◆ What is expected
Copy each line containing "Hertzog" from the listing below.

◆ Data extracts
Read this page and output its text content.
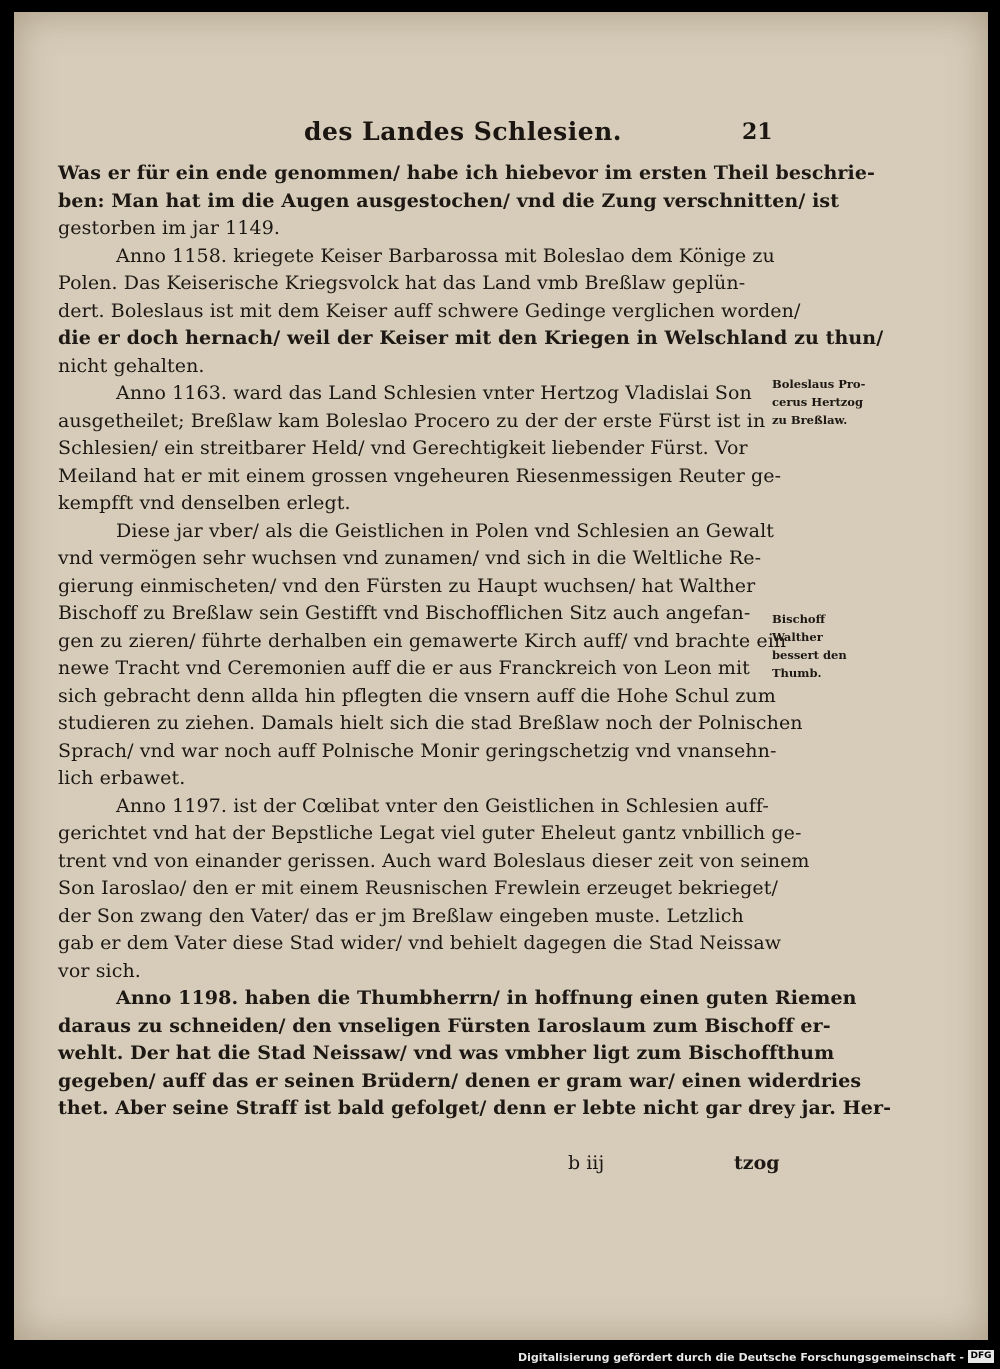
des Landes Schlesien.	21
Was er für ein ende genommen/ habe ich hiebevor im ersten Theil beschrie-
ben: Man hat im die Augen ausgestochen/ vnd die Zung verschnitten/ ist
gestorben im jar 1149.
Anno 1158. kriegete Keiser Barbarossa mit Boleslao dem Könige zu
Polen. Das Keiserische Kriegsvolck hat das Land vmb Breßlaw geplün-
dert. Boleslaus ist mit dem Keiser auff schwere Gedinge verglichen worden/
die er doch hernach/ weil der Keiser mit den Kriegen in Welschland zu thun/
nicht gehalten.
Anno 1163. ward das Land Schlesien vnter Hertzog Vladislai Son
ausgetheilet; Breßlaw kam Boleslao Procero zu der der erste Fürst ist in
Schlesien/ ein streitbarer Held/ vnd Gerechtigkeit liebender Fürst. Vor
Meiland hat er mit einem grossen vngeheuren Riesenmessigen Reuter ge-
kempfft vnd denselben erlegt.
Diese jar vber/ als die Geistlichen in Polen vnd Schlesien an Gewalt
vnd vermögen sehr wuchsen vnd zunamen/ vnd sich in die Weltliche Re-
gierung einmischeten/ vnd den Fürsten zu Haupt wuchsen/ hat Walther
Bischoff zu Breßlaw sein Gestifft vnd Bischofflichen Sitz auch angefan-
gen zu zieren/ führte derhalben ein gemawerte Kirch auff/ vnd brachte ein
newe Tracht vnd Ceremonien auff die er aus Franckreich von Leon mit
sich gebracht denn allda hin pflegten die vnsern auff die Hohe Schul zum
studieren zu ziehen. Damals hielt sich die stad Breßlaw noch der Polnischen
Sprach/ vnd war noch auff Polnische Monir geringschetzig vnd vnansehn-
lich erbawet.
Anno 1197. ist der Cœlibat vnter den Geistlichen in Schlesien auff-
gerichtet vnd hat der Bepstliche Legat viel guter Eheleut gantz vnbillich ge-
trent vnd von einander gerissen. Auch ward Boleslaus dieser zeit von seinem
Son Iaroslao/ den er mit einem Reusnischen Frewlein erzeuget bekrieget/
der Son zwang den Vater/ das er jm Breßlaw eingeben muste. Letzlich
gab er dem Vater diese Stad wider/ vnd behielt dagegen die Stad Neissaw
vor sich.
Anno 1198. haben die Thumbherrn/ in hoffnung einen guten Riemen
daraus zu schneiden/ den vnseligen Fürsten Iaroslaum zum Bischoff er-
wehlt. Der hat die Stad Neissaw/ vnd was vmbher ligt zum Bischoffthum
gegeben/ auff das er seinen Brüdern/ denen er gram war/ einen widerdries
thet. Aber seine Straff ist bald gefolget/ denn er lebte nicht gar drey jar. Her-
Boleslaus Pro-
cerus Hertzog
zu Breßlaw.
Bischoff
Walther
bessert den
Thumb.
b iij	tzog
Digitalisierung gefördert durch die Deutsche Forschungsgemeinschaft - DFG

◆ Task answer
Anno 1163. ward das Land Schlesien vnter Hertzog Vladislai Son
cerus Hertzog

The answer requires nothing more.